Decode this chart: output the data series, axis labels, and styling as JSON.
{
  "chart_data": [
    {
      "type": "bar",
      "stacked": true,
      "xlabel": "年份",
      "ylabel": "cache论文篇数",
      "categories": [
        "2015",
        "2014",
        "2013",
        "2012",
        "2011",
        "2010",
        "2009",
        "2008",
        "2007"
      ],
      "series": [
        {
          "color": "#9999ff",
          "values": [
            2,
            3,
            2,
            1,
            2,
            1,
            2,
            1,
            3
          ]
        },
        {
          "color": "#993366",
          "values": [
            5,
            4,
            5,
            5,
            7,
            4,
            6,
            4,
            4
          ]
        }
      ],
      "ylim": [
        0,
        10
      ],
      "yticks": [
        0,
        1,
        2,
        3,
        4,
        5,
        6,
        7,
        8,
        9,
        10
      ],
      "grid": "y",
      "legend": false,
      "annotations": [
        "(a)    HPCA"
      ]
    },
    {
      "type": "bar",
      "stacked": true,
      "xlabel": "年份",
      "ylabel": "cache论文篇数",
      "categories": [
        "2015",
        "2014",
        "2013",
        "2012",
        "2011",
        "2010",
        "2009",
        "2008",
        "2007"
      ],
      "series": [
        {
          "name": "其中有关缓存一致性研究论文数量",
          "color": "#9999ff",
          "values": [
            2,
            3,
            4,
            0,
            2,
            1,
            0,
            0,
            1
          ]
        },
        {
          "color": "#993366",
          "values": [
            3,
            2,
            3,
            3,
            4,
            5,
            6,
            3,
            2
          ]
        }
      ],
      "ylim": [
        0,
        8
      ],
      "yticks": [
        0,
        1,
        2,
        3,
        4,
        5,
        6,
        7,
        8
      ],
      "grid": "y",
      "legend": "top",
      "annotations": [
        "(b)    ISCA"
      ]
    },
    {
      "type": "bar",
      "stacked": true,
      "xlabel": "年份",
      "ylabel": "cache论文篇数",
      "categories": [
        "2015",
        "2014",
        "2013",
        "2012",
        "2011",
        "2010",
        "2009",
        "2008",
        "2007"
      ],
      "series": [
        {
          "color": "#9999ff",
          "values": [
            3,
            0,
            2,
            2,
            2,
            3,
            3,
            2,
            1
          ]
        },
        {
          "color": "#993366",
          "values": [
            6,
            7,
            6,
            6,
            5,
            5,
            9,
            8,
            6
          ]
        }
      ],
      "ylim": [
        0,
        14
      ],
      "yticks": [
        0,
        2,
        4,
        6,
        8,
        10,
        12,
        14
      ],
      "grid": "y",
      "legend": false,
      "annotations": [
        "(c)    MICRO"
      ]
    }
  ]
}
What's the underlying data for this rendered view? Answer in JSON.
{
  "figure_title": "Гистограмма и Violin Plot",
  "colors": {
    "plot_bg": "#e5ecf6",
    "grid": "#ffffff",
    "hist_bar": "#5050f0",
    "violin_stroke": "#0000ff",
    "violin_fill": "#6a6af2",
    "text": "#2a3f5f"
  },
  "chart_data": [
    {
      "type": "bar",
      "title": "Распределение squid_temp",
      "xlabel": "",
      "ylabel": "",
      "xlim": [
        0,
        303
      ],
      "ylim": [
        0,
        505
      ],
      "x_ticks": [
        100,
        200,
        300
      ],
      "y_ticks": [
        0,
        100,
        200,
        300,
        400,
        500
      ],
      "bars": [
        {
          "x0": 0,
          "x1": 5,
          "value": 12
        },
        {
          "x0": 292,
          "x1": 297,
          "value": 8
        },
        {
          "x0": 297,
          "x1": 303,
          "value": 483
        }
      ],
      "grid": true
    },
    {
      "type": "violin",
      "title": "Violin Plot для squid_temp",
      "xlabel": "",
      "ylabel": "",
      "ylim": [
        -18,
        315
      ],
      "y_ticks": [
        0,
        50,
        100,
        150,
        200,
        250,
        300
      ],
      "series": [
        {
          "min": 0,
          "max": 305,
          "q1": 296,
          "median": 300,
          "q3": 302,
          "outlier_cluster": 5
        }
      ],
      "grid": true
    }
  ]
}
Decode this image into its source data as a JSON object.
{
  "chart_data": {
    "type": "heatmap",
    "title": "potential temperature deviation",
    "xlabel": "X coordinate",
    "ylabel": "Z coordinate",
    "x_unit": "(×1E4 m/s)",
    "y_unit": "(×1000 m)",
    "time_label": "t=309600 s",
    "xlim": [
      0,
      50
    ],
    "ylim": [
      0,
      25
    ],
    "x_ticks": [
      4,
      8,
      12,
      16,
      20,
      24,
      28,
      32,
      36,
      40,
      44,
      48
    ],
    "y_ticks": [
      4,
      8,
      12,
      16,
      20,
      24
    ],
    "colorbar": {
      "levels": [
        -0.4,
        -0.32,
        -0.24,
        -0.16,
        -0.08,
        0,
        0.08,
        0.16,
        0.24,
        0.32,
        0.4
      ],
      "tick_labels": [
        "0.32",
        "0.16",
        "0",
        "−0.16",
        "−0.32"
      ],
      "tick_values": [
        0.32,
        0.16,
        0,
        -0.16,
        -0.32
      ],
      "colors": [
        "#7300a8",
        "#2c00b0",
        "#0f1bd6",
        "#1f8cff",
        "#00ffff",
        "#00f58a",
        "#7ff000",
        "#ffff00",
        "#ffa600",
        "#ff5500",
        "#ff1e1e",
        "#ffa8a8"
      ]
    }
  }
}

**Short problem**
The records above should be restated word for word, please.

**Expected output**
Decode this chart: output the data series, axis labels, and styling as JSON.
{
  "chart_data": [
    {
      "type": "bar",
      "stacked": true,
      "xlabel": "年份",
      "ylabel": "cache论文篇数",
      "categories": [
        "2015",
        "2014",
        "2013",
        "2012",
        "2011",
        "2010",
        "2009",
        "2008",
        "2007"
      ],
      "series": [
        {
          "color": "#9999ff",
          "values": [
            2,
            3,
            2,
            1,
            2,
            1,
            2,
            1,
            3
          ]
        },
        {
          "color": "#993366",
          "values": [
            5,
            4,
            5,
            5,
            7,
            4,
            6,
            4,
            4
          ]
        }
      ],
      "ylim": [
        0,
        10
      ],
      "yticks": [
        0,
        1,
        2,
        3,
        4,
        5,
        6,
        7,
        8,
        9,
        10
      ],
      "grid": "y",
      "legend": false,
      "annotations": [
        "(a)    HPCA"
      ]
    },
    {
      "type": "bar",
      "stacked": true,
      "xlabel": "年份",
      "ylabel": "cache论文篇数",
      "categories": [
        "2015",
        "2014",
        "2013",
        "2012",
        "2011",
        "2010",
        "2009",
        "2008",
        "2007"
      ],
      "series": [
        {
          "name": "其中有关缓存一致性研究论文数量",
          "color": "#9999ff",
          "values": [
            2,
            3,
            4,
            0,
            2,
            1,
            0,
            0,
            1
          ]
        },
        {
          "color": "#993366",
          "values": [
            3,
            2,
            3,
            3,
            4,
            5,
            6,
            3,
            2
          ]
        }
      ],
      "ylim": [
        0,
        8
      ],
      "yticks": [
        0,
        1,
        2,
        3,
        4,
        5,
        6,
        7,
        8
      ],
      "grid": "y",
      "legend": "top",
      "annotations": [
        "(b)    ISCA"
      ]
    },
    {
      "type": "bar",
      "stacked": true,
      "xlabel": "年份",
      "ylabel": "cache论文篇数",
      "categories": [
        "2015",
        "2014",
        "2013",
        "2012",
        "2011",
        "2010",
        "2009",
        "2008",
        "2007"
      ],
      "series": [
        {
          "color": "#9999ff",
          "values": [
            3,
            0,
            2,
            2,
            2,
            3,
            3,
            2,
            1
          ]
        },
        {
          "color": "#993366",
          "values": [
            6,
            7,
            6,
            6,
            5,
            5,
            9,
            8,
            6
          ]
        }
      ],
      "ylim": [
        0,
        14
      ],
      "yticks": [
        0,
        2,
        4,
        6,
        8,
        10,
        12,
        14
      ],
      "grid": "y",
      "legend": false,
      "annotations": [
        "(c)    MICRO"
      ]
    }
  ]
}
What's the underlying data for this rendered view? Answer in JSON.
{
  "figure_title": "Гистограмма и Violin Plot",
  "colors": {
    "plot_bg": "#e5ecf6",
    "grid": "#ffffff",
    "hist_bar": "#5050f0",
    "violin_stroke": "#0000ff",
    "violin_fill": "#6a6af2",
    "text": "#2a3f5f"
  },
  "chart_data": [
    {
      "type": "bar",
      "title": "Распределение squid_temp",
      "xlabel": "",
      "ylabel": "",
      "xlim": [
        0,
        303
      ],
      "ylim": [
        0,
        505
      ],
      "x_ticks": [
        100,
        200,
        300
      ],
      "y_ticks": [
        0,
        100,
        200,
        300,
        400,
        500
      ],
      "bars": [
        {
          "x0": 0,
          "x1": 5,
          "value": 12
        },
        {
          "x0": 292,
          "x1": 297,
          "value": 8
        },
        {
          "x0": 297,
          "x1": 303,
          "value": 483
        }
      ],
      "grid": true
    },
    {
      "type": "violin",
      "title": "Violin Plot для squid_temp",
      "xlabel": "",
      "ylabel": "",
      "ylim": [
        -18,
        315
      ],
      "y_ticks": [
        0,
        50,
        100,
        150,
        200,
        250,
        300
      ],
      "series": [
        {
          "min": 0,
          "max": 305,
          "q1": 296,
          "median": 300,
          "q3": 302,
          "outlier_cluster": 5
        }
      ],
      "grid": true
    }
  ]
}
Decode this image into its source data as a JSON object.
{
  "chart_data": {
    "type": "heatmap",
    "title": "potential temperature deviation",
    "xlabel": "X coordinate",
    "ylabel": "Z coordinate",
    "x_unit": "(×1E4 m/s)",
    "y_unit": "(×1000 m)",
    "time_label": "t=309600 s",
    "xlim": [
      0,
      50
    ],
    "ylim": [
      0,
      25
    ],
    "x_ticks": [
      4,
      8,
      12,
      16,
      20,
      24,
      28,
      32,
      36,
      40,
      44,
      48
    ],
    "y_ticks": [
      4,
      8,
      12,
      16,
      20,
      24
    ],
    "colorbar": {
      "levels": [
        -0.4,
        -0.32,
        -0.24,
        -0.16,
        -0.08,
        0,
        0.08,
        0.16,
        0.24,
        0.32,
        0.4
      ],
      "tick_labels": [
        "0.32",
        "0.16",
        "0",
        "−0.16",
        "−0.32"
      ],
      "tick_values": [
        0.32,
        0.16,
        0,
        -0.16,
        -0.32
      ],
      "colors": [
        "#7300a8",
        "#2c00b0",
        "#0f1bd6",
        "#1f8cff",
        "#00ffff",
        "#00f58a",
        "#7ff000",
        "#ffff00",
        "#ffa600",
        "#ff5500",
        "#ff1e1e",
        "#ffa8a8"
      ]
    }
  }
}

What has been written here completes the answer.